Early abstract submissions are required! Send your abstract (including tentative title, abstract, author list, and corresponding author affiliation and email) to Rui Fan (rui.fan@ieee.org) before January 29, 2023! If your abstract is within the scope of our special session, we will invite you to submit a full paper (4 pages). Please note: the paper review process for Special Session papers will be handled by the TPCs, along with the Regular Paper. The important dates and paper instructions are the same as Regular Paper.
Call for Papers
Due to the recent boom in artificial intelligence technologies, there are growing expectations that fully autonomous driving may become a reality in the near future and it is expected to bring fundamental changes to our society. Fully autonomous vehicles offer great potential to improve efficiency on roads, reduce traffic accidents, increase productivity, and minimize our environmental impact in the process.

§ WORK TO BE COMPLETED: Copy the call for papers word for word, between "Call for Papers" and "in the process.", inclusive.

[Region and label listings]

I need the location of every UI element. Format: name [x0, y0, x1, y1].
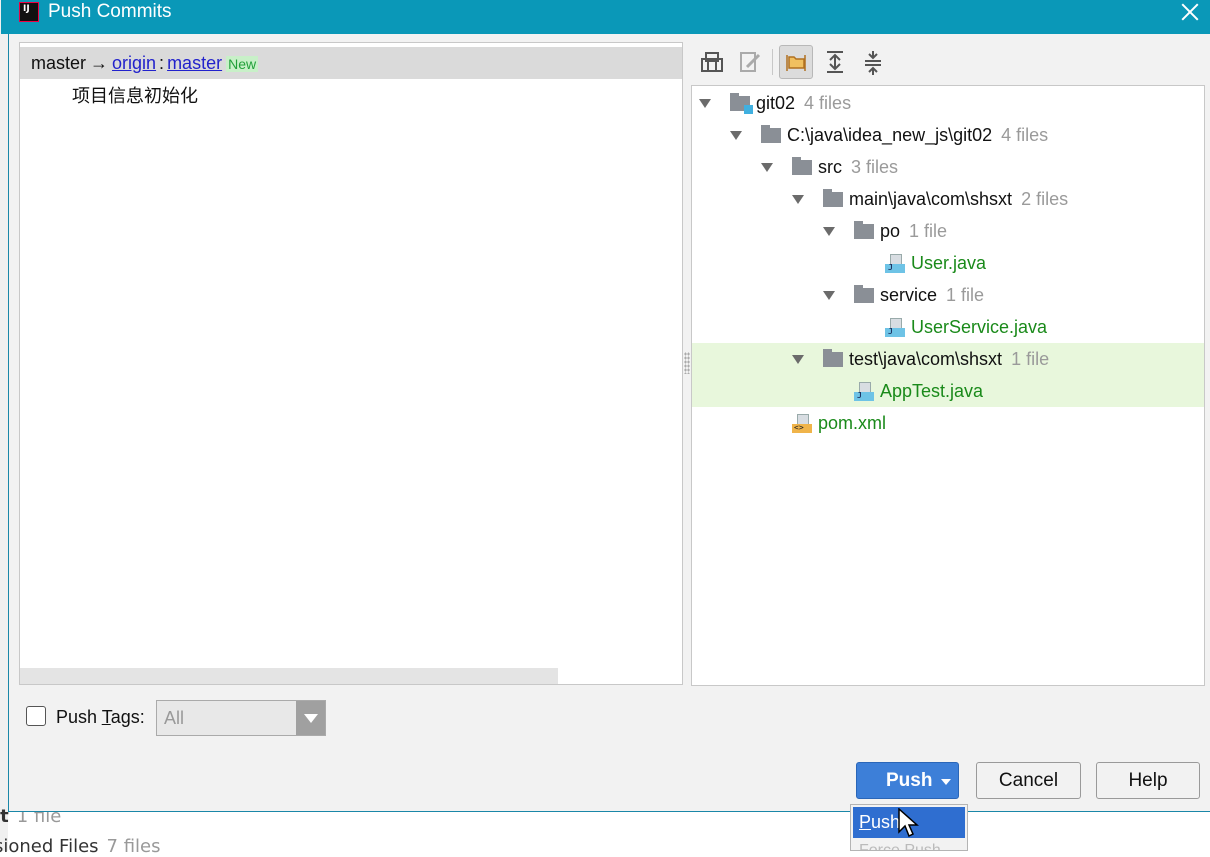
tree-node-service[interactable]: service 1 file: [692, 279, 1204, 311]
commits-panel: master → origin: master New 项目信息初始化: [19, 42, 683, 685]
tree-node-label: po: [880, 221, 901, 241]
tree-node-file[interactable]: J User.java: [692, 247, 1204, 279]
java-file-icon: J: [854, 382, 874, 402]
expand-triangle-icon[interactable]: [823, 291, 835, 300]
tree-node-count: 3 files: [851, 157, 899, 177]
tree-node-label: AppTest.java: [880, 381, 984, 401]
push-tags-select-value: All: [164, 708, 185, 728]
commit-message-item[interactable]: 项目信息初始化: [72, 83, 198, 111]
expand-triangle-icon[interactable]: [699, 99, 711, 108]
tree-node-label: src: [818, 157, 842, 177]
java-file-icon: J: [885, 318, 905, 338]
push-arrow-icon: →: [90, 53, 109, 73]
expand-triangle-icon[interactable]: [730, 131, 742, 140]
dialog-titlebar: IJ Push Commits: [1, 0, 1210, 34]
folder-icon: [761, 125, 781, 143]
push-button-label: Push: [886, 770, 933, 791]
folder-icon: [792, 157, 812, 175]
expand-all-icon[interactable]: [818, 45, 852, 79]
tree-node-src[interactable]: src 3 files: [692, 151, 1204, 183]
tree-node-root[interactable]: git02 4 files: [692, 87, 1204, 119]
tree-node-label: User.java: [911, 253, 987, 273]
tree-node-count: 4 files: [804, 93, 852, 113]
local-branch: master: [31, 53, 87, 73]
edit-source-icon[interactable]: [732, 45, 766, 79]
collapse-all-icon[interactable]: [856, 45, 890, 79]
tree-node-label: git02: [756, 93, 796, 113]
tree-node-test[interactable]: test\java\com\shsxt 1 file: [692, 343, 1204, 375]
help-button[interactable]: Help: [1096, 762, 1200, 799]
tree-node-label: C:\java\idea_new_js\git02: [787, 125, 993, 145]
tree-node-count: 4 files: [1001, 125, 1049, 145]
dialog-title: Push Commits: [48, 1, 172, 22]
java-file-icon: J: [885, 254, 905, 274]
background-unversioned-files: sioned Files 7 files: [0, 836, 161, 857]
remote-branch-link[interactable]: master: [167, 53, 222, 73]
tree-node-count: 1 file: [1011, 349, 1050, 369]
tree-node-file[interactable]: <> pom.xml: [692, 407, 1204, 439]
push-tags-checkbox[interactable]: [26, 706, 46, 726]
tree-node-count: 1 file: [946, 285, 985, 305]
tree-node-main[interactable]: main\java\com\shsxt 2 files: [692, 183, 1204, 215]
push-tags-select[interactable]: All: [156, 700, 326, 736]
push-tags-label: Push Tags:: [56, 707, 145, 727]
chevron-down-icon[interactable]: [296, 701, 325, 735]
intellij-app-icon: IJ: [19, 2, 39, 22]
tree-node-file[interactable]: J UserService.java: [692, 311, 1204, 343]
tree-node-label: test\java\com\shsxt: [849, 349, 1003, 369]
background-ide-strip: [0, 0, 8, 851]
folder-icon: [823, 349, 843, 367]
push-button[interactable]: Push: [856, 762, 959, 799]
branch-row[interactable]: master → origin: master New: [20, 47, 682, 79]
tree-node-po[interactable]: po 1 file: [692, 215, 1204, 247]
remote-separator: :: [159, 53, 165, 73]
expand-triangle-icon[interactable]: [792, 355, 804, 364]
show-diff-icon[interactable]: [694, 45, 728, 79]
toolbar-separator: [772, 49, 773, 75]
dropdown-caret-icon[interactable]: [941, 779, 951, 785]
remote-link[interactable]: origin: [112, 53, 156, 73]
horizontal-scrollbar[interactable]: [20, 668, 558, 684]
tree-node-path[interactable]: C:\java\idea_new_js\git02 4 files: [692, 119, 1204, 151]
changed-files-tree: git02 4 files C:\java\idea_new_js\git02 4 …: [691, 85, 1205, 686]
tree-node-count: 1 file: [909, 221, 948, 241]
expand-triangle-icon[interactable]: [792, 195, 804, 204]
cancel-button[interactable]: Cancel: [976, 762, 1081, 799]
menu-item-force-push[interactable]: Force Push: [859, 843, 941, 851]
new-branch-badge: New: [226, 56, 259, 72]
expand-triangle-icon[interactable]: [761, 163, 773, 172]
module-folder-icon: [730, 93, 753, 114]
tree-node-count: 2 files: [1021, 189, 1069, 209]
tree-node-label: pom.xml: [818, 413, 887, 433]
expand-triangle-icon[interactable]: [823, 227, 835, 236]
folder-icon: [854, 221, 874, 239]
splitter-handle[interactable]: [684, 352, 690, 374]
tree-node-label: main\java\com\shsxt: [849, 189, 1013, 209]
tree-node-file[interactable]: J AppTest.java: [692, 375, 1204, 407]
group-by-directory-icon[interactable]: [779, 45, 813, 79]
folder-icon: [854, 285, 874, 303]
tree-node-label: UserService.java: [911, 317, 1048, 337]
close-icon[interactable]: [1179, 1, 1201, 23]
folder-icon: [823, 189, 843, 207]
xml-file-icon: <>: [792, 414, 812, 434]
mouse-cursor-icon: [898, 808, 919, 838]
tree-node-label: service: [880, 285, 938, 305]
* * *
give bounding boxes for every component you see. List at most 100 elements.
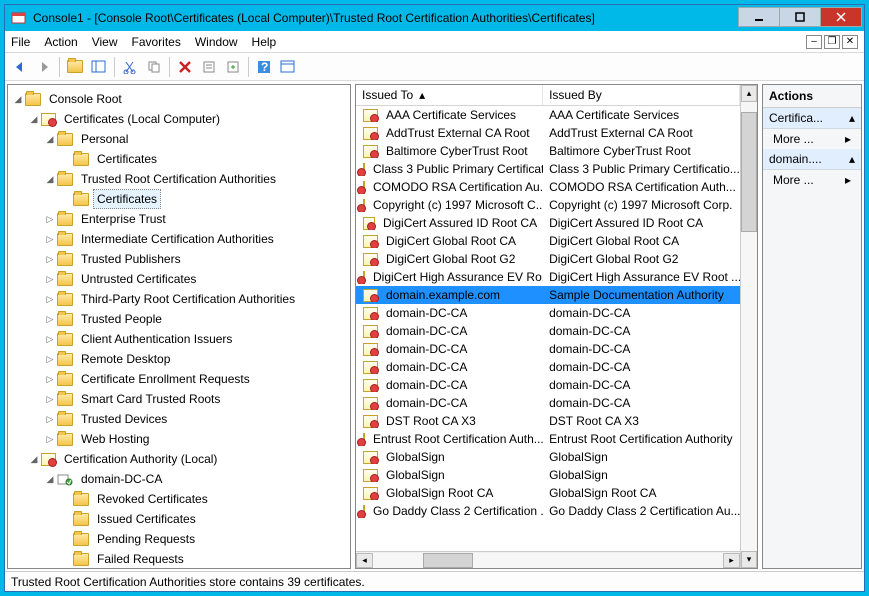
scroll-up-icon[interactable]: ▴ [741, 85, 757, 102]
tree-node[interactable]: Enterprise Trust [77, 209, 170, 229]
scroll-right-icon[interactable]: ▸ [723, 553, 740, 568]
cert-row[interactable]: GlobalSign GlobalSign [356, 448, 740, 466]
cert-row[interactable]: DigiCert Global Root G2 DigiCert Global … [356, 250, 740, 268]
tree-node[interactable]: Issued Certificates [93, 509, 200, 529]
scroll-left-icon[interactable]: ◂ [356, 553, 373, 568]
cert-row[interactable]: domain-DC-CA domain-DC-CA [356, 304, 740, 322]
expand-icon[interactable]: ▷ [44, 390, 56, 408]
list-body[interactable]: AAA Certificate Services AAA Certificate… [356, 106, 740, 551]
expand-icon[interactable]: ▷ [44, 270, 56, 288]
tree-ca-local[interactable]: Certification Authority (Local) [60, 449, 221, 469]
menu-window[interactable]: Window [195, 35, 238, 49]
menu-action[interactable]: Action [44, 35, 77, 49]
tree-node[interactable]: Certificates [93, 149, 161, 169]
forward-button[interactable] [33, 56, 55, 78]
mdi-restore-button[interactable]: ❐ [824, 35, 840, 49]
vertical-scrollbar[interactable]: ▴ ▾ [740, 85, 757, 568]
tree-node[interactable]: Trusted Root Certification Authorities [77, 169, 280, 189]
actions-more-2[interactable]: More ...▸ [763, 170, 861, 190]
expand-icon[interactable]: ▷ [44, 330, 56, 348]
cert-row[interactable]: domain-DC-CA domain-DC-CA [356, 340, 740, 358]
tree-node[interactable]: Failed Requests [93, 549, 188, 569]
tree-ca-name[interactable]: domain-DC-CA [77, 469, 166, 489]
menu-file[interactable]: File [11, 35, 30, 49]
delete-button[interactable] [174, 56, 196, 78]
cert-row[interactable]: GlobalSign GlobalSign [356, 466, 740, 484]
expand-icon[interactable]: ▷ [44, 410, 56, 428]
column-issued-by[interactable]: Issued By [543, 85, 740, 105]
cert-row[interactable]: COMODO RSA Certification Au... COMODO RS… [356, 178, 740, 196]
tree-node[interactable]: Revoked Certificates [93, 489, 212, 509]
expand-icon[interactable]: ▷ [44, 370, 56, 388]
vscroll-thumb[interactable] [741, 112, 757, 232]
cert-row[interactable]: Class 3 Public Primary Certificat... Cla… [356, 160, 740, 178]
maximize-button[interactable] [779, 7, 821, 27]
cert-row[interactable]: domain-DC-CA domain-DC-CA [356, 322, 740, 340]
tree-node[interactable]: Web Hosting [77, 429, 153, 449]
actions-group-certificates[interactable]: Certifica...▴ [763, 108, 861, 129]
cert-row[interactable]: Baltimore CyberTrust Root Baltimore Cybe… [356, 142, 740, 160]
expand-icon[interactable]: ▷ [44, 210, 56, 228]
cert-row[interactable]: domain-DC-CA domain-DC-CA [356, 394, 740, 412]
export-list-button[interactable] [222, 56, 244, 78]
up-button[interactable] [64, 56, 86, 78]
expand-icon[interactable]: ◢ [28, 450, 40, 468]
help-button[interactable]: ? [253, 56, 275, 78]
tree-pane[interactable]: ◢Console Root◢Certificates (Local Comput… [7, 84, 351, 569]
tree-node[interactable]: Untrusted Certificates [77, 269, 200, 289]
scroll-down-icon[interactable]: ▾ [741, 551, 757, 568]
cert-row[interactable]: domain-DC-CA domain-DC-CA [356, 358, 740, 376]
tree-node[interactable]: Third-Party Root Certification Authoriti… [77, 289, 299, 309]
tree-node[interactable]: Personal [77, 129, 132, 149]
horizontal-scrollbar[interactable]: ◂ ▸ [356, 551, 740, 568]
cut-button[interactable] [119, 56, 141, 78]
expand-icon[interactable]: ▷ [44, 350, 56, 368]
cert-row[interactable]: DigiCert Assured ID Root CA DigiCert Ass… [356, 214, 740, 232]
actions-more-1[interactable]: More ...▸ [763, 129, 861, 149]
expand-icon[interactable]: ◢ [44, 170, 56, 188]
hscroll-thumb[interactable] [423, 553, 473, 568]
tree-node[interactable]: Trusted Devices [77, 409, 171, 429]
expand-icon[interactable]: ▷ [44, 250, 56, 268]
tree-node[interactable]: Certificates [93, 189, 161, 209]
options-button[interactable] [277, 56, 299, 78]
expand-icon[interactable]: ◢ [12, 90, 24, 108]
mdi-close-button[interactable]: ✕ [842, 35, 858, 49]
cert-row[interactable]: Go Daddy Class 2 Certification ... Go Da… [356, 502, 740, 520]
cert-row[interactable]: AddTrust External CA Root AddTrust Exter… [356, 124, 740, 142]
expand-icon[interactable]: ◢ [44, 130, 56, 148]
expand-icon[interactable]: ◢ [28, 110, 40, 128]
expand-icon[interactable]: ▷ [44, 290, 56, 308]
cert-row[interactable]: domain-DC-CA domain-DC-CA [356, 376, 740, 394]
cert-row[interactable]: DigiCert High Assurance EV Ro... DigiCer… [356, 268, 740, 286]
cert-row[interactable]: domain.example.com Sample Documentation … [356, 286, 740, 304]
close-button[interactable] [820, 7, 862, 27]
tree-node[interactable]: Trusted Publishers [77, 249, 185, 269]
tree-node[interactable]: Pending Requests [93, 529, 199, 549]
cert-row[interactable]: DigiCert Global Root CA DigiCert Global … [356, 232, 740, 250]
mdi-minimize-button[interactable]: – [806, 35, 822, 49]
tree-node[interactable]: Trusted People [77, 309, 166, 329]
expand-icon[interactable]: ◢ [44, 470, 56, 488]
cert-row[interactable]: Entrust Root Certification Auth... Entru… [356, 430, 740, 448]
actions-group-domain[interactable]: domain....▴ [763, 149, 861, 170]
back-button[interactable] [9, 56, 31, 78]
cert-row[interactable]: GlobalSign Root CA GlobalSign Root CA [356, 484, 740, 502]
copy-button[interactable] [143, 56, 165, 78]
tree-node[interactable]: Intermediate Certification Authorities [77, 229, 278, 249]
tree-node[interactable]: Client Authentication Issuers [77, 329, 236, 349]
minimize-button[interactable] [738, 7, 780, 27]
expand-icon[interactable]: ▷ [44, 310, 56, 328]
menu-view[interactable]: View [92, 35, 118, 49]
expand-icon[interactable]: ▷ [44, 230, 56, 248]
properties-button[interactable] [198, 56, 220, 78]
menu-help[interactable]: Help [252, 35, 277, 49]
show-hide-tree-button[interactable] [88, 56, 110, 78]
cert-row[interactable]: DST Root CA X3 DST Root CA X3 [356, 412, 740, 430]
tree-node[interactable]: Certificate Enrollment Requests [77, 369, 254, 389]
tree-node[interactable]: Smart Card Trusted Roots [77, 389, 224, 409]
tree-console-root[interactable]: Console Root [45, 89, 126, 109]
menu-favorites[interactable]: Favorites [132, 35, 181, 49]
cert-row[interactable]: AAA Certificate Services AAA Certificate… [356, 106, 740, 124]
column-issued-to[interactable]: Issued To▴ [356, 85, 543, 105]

§ ANSWER TO THIS PROBLEM:
Call for Papers
Due to the recent boom in artificial intelligence technologies, there are growing expectations that fully autonomous driving may become a reality in the near future and it is expected to bring fundamental changes to our society. Fully autonomous vehicles offer great potential to improve efficiency on roads, reduce traffic accidents, increase productivity, and minimize our environmental impact in the process.